(Part of a data file)
━━━━━━

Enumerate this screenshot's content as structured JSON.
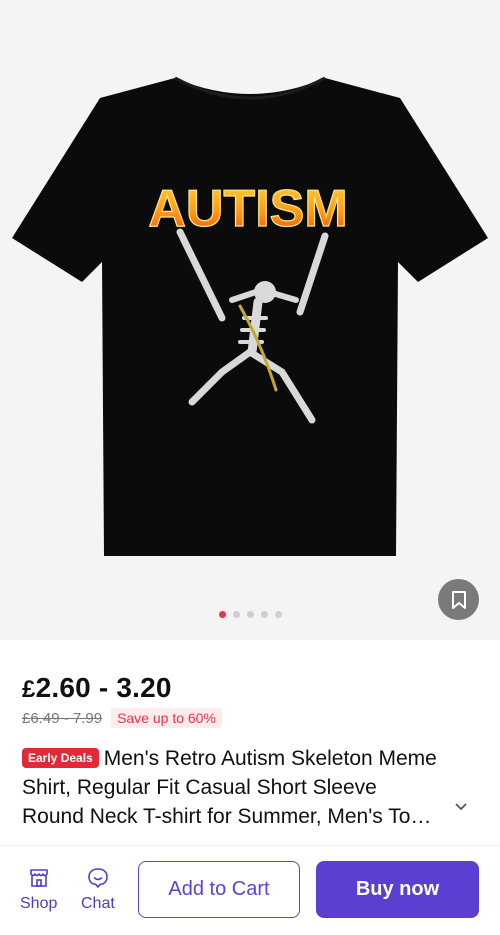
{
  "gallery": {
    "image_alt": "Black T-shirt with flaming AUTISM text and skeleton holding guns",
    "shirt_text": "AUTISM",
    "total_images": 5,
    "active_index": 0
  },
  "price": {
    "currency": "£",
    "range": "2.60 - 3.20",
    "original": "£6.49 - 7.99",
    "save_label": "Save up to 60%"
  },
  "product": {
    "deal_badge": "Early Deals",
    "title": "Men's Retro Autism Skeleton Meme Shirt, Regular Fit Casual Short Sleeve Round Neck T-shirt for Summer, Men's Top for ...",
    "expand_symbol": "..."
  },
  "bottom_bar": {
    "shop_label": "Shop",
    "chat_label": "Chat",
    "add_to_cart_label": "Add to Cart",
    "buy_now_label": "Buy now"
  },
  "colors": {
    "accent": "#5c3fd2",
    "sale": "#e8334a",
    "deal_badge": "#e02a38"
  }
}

━━━━━━

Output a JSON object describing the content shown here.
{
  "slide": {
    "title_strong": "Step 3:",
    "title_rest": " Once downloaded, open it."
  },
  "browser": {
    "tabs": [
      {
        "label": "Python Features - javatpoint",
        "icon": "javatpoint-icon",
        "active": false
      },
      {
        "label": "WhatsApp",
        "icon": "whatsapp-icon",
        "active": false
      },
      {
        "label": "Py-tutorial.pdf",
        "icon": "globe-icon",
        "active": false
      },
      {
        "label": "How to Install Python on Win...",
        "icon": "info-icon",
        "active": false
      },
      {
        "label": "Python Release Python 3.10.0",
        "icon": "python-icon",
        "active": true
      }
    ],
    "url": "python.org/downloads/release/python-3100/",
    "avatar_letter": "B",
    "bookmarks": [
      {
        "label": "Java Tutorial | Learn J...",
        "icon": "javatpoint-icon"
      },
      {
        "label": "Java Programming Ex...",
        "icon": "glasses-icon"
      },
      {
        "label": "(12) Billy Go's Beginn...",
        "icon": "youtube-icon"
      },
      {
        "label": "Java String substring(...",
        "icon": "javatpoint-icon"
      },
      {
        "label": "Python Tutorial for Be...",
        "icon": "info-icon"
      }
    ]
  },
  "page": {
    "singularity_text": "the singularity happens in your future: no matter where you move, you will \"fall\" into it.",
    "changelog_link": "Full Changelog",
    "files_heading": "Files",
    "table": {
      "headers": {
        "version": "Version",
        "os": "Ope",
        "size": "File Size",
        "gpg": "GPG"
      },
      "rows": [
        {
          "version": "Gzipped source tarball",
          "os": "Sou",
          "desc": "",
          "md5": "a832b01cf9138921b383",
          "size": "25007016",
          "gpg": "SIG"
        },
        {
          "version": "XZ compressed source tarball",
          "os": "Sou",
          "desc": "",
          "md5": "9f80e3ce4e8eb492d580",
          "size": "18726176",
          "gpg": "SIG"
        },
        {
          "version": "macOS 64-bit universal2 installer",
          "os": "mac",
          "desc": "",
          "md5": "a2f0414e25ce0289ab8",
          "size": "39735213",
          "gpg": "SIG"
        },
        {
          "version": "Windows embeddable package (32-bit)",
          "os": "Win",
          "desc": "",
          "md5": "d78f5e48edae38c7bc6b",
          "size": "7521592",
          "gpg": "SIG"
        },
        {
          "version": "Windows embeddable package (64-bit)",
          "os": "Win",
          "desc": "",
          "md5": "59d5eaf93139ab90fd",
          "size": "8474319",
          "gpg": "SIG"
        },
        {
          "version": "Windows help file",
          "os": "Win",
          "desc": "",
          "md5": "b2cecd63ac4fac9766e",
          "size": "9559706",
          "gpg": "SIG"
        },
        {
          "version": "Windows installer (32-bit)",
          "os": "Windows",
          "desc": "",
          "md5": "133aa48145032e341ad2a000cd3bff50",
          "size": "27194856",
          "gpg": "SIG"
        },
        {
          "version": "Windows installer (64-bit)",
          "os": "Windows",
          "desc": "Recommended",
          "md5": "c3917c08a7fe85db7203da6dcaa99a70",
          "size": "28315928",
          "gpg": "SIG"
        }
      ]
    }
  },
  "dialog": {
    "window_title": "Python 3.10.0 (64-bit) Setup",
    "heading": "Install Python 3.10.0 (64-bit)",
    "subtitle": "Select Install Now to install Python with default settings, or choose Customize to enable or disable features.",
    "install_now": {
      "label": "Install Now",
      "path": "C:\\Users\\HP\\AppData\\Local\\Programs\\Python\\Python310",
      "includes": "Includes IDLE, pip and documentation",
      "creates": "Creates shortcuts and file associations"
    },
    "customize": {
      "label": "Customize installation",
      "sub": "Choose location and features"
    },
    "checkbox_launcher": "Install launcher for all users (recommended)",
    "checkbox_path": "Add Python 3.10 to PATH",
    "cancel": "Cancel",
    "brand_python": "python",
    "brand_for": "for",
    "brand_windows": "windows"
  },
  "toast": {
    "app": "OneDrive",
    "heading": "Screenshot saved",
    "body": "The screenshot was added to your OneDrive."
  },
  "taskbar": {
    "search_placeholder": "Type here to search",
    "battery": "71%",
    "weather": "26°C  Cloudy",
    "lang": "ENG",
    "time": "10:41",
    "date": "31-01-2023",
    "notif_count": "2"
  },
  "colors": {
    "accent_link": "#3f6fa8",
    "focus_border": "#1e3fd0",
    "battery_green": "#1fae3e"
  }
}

━━━━━━

Copy down every line of the entries containing the word "installer".

### Finished task:
          "version": "macOS 64-bit universal2 installer",
          "version": "Windows installer (32-bit)",
          "version": "Windows installer (64-bit)",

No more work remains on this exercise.